- [Provided material]
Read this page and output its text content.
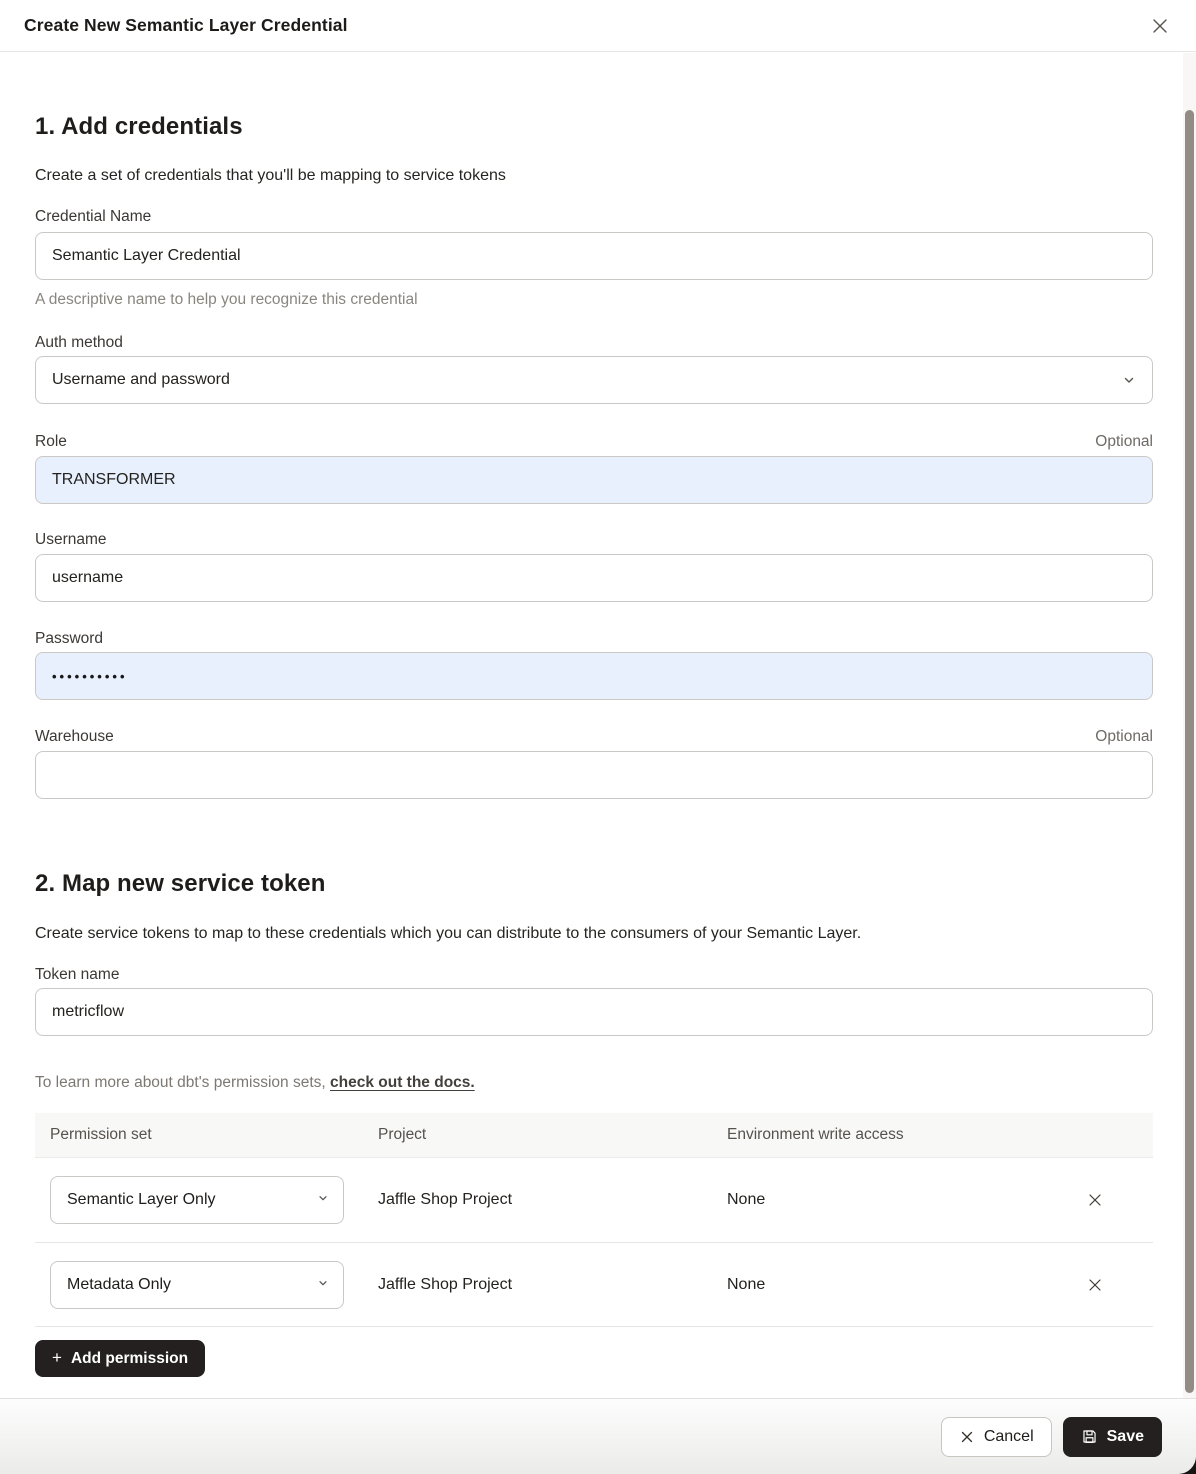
Create New Semantic Layer Credential
1. Add credentials

Create a set of credentials that you'll be mapping to service tokens

Credential Name
Semantic Layer Credential
A descriptive name to help you recognize this credential
Auth method
Username and password
Role	Optional
TRANSFORMER
Username
username
Password
••••••••••
Warehouse	Optional
2. Map new service token

Create service tokens to map to these credentials which you can distribute to the consumers of your Semantic Layer.

Token name
metricflow

To learn more about dbt's permission sets, check out the docs.

Permission set	Project	Environment write access
Semantic Layer Only	Jaffle Shop Project	None
Metadata Only	Jaffle Shop Project	None
+ Add permission
Cancel	Save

- [What to do]
Pictures appear in the records above. Output everything except them, exactly.

- [Result]
Read this page and output its text content.
Create New Semantic Layer Credential
1. Add credentials

Create a set of credentials that you'll be mapping to service tokens

Credential Name
Semantic Layer Credential
A descriptive name to help you recognize this credential
Auth method
Username and password
Role	Optional
TRANSFORMER
Username
username
Password
••••••••••
Warehouse	Optional
2. Map new service token

Create service tokens to map to these credentials which you can distribute to the consumers of your Semantic Layer.

Token name
metricflow

To learn more about dbt's permission sets, check out the docs.

Permission set	Project	Environment write access
Semantic Layer Only	Jaffle Shop Project	None
Metadata Only	Jaffle Shop Project	None
+ Add permission
Cancel	Save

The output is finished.